### PROBLEM DETAILS
For the data below, report the number of lines that contain the string "real" and nothing else.

····················

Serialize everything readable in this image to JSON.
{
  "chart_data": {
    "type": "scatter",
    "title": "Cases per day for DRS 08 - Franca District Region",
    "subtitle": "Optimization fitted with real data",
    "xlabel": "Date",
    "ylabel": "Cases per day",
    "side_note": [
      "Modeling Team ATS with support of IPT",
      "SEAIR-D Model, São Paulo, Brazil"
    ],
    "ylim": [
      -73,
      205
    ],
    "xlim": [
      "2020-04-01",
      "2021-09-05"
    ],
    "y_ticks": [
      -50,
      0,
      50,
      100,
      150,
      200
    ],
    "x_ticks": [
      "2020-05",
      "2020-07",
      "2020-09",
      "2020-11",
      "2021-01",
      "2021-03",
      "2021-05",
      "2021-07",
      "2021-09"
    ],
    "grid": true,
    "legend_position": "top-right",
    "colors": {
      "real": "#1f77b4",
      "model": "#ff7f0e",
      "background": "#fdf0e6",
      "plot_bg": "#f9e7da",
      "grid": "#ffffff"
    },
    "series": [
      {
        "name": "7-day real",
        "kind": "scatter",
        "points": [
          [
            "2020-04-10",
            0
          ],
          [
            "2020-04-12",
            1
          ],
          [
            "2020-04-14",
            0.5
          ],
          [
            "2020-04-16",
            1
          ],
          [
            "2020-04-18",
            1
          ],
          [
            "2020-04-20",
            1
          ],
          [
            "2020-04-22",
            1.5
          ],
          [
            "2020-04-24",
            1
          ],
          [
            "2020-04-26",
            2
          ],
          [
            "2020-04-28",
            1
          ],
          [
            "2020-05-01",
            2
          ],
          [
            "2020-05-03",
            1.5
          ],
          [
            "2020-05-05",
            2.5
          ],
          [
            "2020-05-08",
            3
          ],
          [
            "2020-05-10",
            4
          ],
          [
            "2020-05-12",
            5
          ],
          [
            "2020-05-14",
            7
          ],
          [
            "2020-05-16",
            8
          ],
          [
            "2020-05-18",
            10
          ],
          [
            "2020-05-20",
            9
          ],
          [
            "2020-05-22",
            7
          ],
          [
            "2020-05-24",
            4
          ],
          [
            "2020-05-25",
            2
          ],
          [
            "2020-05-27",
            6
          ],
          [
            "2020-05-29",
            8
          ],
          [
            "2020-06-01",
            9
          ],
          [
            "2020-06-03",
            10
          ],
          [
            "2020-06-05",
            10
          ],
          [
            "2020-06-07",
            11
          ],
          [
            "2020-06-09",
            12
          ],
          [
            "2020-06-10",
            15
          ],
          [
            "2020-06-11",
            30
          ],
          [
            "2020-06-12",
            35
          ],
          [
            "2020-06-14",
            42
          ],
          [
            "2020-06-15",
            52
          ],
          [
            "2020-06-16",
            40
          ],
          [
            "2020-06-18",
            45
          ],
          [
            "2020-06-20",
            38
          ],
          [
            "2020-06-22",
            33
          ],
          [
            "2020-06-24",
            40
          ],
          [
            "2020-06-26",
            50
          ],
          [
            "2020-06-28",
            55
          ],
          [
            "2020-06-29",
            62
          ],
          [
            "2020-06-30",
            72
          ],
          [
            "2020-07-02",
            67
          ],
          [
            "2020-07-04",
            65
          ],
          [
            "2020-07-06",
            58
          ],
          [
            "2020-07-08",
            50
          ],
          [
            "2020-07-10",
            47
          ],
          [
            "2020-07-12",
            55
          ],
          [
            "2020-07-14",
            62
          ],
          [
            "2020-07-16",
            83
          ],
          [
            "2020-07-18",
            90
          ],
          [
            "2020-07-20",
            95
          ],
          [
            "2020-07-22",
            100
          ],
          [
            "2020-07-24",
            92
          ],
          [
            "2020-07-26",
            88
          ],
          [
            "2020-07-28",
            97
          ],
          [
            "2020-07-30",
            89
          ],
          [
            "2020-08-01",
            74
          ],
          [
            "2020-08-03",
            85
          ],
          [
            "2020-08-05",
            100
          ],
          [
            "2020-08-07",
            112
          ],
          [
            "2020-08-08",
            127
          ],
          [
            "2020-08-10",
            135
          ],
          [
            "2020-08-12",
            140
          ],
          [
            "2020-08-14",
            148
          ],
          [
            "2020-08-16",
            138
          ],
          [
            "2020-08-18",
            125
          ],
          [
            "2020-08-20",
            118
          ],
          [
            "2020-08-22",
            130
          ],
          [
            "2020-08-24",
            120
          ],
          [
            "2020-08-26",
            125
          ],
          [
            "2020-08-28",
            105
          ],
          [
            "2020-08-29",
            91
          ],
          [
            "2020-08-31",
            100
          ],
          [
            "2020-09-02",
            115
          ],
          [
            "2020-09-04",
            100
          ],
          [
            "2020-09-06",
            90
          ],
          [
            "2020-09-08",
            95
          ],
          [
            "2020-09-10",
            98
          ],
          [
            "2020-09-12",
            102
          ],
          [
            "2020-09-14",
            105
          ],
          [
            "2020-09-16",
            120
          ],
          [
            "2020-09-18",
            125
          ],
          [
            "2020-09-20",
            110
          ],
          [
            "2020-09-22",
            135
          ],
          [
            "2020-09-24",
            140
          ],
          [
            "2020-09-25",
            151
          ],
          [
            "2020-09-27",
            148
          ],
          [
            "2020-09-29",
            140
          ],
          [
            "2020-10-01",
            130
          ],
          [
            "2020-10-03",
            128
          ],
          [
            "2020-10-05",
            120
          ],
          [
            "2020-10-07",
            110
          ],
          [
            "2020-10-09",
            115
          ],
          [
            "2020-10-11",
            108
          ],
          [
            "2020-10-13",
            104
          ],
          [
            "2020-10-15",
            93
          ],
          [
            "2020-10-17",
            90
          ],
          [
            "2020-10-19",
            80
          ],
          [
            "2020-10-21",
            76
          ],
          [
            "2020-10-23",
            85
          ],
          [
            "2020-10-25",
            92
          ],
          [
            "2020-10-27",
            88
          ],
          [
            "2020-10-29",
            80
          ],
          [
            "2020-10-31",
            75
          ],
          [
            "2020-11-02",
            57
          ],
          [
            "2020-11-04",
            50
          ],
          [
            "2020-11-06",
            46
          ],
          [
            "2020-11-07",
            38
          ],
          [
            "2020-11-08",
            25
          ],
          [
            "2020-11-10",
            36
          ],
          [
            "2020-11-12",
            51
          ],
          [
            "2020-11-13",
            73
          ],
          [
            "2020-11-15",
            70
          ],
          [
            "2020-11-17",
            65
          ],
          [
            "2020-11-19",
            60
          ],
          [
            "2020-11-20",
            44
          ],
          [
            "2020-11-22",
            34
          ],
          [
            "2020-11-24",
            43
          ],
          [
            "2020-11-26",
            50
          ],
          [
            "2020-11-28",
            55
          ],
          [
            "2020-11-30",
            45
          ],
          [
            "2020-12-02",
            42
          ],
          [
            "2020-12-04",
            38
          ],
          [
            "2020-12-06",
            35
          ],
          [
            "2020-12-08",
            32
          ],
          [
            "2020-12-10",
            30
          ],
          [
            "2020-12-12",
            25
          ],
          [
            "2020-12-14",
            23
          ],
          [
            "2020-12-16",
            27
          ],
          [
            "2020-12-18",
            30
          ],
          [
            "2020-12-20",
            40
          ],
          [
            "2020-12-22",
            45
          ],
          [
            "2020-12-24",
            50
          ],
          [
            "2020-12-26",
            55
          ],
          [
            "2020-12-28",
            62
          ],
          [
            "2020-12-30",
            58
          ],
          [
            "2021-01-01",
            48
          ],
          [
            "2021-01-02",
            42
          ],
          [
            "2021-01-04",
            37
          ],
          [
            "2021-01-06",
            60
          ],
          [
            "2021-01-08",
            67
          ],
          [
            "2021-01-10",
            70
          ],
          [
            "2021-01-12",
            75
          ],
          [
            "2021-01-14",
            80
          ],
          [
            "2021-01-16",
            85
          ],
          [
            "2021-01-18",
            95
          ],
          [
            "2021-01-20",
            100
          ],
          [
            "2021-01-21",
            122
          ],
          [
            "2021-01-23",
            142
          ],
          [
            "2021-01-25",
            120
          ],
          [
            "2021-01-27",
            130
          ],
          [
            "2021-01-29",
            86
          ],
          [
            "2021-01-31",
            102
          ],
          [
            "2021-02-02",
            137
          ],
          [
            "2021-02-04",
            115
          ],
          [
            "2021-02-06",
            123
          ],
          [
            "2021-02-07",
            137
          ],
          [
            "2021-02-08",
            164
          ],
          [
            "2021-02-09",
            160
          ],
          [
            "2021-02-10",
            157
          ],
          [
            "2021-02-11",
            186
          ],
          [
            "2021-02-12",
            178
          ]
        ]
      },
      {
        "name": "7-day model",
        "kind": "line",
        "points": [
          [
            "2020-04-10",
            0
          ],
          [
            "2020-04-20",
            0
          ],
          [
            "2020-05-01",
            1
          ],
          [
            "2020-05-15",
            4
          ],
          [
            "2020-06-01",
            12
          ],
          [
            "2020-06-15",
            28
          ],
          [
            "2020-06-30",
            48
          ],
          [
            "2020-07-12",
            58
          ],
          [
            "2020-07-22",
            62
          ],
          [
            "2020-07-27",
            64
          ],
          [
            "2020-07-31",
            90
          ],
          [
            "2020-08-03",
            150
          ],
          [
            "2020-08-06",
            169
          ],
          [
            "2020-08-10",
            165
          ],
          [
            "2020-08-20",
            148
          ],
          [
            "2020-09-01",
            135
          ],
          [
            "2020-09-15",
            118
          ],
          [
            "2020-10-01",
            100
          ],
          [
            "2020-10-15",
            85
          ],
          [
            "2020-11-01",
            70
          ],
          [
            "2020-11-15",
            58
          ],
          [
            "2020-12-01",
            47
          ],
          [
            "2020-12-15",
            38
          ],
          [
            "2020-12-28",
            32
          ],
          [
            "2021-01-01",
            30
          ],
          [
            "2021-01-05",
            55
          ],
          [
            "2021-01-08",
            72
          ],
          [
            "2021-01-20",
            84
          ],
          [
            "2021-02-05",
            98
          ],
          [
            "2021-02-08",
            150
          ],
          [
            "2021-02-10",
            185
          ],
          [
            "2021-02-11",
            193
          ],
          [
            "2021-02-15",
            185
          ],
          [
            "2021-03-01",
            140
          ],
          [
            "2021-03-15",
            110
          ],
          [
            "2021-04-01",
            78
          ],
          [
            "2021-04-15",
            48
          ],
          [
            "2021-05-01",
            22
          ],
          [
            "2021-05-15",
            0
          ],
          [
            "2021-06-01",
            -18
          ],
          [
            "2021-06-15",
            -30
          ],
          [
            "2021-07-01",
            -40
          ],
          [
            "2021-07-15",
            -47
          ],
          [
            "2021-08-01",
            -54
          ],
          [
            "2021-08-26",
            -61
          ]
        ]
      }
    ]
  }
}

····················

### SOLUTION FOR THIS EXERCISE
3